> [REQUIRED TASK]: Retype the whole listing, please, keeping every line exact and dropping the pictures.

> [MATERIAL]:
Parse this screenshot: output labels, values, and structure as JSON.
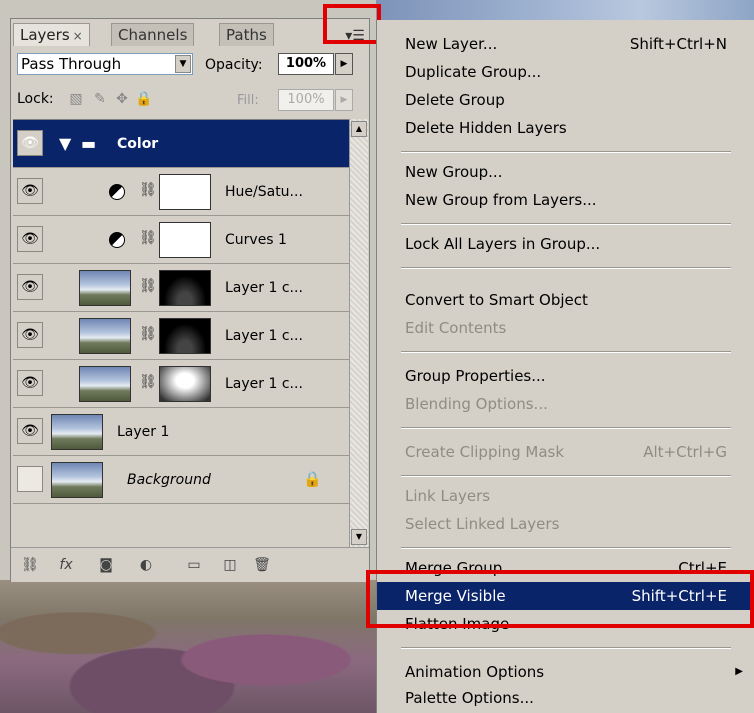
{
  "panel": {
    "tabs": [
      {
        "label": "Layers",
        "close": "×"
      },
      {
        "label": "Channels"
      },
      {
        "label": "Paths"
      }
    ],
    "blend_mode": "Pass Through",
    "opacity_label": "Opacity:",
    "opacity_value": "100%",
    "lock_label": "Lock:",
    "fill_label": "Fill:",
    "fill_value": "100%",
    "layers": [
      {
        "name": "Color",
        "type": "group",
        "selected": true
      },
      {
        "name": "Hue/Satu...",
        "type": "adjustment",
        "mask": "white"
      },
      {
        "name": "Curves 1",
        "type": "adjustment",
        "mask": "white"
      },
      {
        "name": "Layer 1 c...",
        "type": "pixel",
        "mask": "black"
      },
      {
        "name": "Layer 1 c...",
        "type": "pixel",
        "mask": "black"
      },
      {
        "name": "Layer 1 c...",
        "type": "pixel",
        "mask": "gradient"
      },
      {
        "name": "Layer 1",
        "type": "pixel"
      },
      {
        "name": "Background",
        "type": "background",
        "locked": true,
        "hidden": true
      }
    ]
  },
  "menu": {
    "items": [
      {
        "label": "New Layer...",
        "shortcut": "Shift+Ctrl+N"
      },
      {
        "label": "Duplicate Group..."
      },
      {
        "label": "Delete Group"
      },
      {
        "label": "Delete Hidden Layers"
      },
      {
        "label": "New Group..."
      },
      {
        "label": "New Group from Layers..."
      },
      {
        "label": "Lock All Layers in Group..."
      },
      {
        "label": "Convert to Smart Object"
      },
      {
        "label": "Edit Contents",
        "disabled": true
      },
      {
        "label": "Group Properties..."
      },
      {
        "label": "Blending Options...",
        "disabled": true
      },
      {
        "label": "Create Clipping Mask",
        "shortcut": "Alt+Ctrl+G",
        "disabled": true
      },
      {
        "label": "Link Layers",
        "disabled": true
      },
      {
        "label": "Select Linked Layers",
        "disabled": true
      },
      {
        "label": "Merge Group",
        "shortcut": "Ctrl+E"
      },
      {
        "label": "Merge Visible",
        "shortcut": "Shift+Ctrl+E",
        "active": true
      },
      {
        "label": "Flatten Image"
      },
      {
        "label": "Animation Options",
        "submenu": true
      },
      {
        "label": "Palette Options..."
      }
    ]
  },
  "colors": {
    "selection": "#0a246a",
    "annotation": "#e00000",
    "panel_bg": "#d4d0c8",
    "disabled_text": "#8f8c84"
  }
}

> [FINISHED ANSWER]:
Parse this screenshot: output labels, values, and structure as JSON.
{
  "panel": {
    "tabs": [
      {
        "label": "Layers",
        "close": "×"
      },
      {
        "label": "Channels"
      },
      {
        "label": "Paths"
      }
    ],
    "blend_mode": "Pass Through",
    "opacity_label": "Opacity:",
    "opacity_value": "100%",
    "lock_label": "Lock:",
    "fill_label": "Fill:",
    "fill_value": "100%",
    "layers": [
      {
        "name": "Color",
        "type": "group",
        "selected": true
      },
      {
        "name": "Hue/Satu...",
        "type": "adjustment",
        "mask": "white"
      },
      {
        "name": "Curves 1",
        "type": "adjustment",
        "mask": "white"
      },
      {
        "name": "Layer 1 c...",
        "type": "pixel",
        "mask": "black"
      },
      {
        "name": "Layer 1 c...",
        "type": "pixel",
        "mask": "black"
      },
      {
        "name": "Layer 1 c...",
        "type": "pixel",
        "mask": "gradient"
      },
      {
        "name": "Layer 1",
        "type": "pixel"
      },
      {
        "name": "Background",
        "type": "background",
        "locked": true,
        "hidden": true
      }
    ]
  },
  "menu": {
    "items": [
      {
        "label": "New Layer...",
        "shortcut": "Shift+Ctrl+N"
      },
      {
        "label": "Duplicate Group..."
      },
      {
        "label": "Delete Group"
      },
      {
        "label": "Delete Hidden Layers"
      },
      {
        "label": "New Group..."
      },
      {
        "label": "New Group from Layers..."
      },
      {
        "label": "Lock All Layers in Group..."
      },
      {
        "label": "Convert to Smart Object"
      },
      {
        "label": "Edit Contents",
        "disabled": true
      },
      {
        "label": "Group Properties..."
      },
      {
        "label": "Blending Options...",
        "disabled": true
      },
      {
        "label": "Create Clipping Mask",
        "shortcut": "Alt+Ctrl+G",
        "disabled": true
      },
      {
        "label": "Link Layers",
        "disabled": true
      },
      {
        "label": "Select Linked Layers",
        "disabled": true
      },
      {
        "label": "Merge Group",
        "shortcut": "Ctrl+E"
      },
      {
        "label": "Merge Visible",
        "shortcut": "Shift+Ctrl+E",
        "active": true
      },
      {
        "label": "Flatten Image"
      },
      {
        "label": "Animation Options",
        "submenu": true
      },
      {
        "label": "Palette Options..."
      }
    ]
  },
  "colors": {
    "selection": "#0a246a",
    "annotation": "#e00000",
    "panel_bg": "#d4d0c8",
    "disabled_text": "#8f8c84"
  }
}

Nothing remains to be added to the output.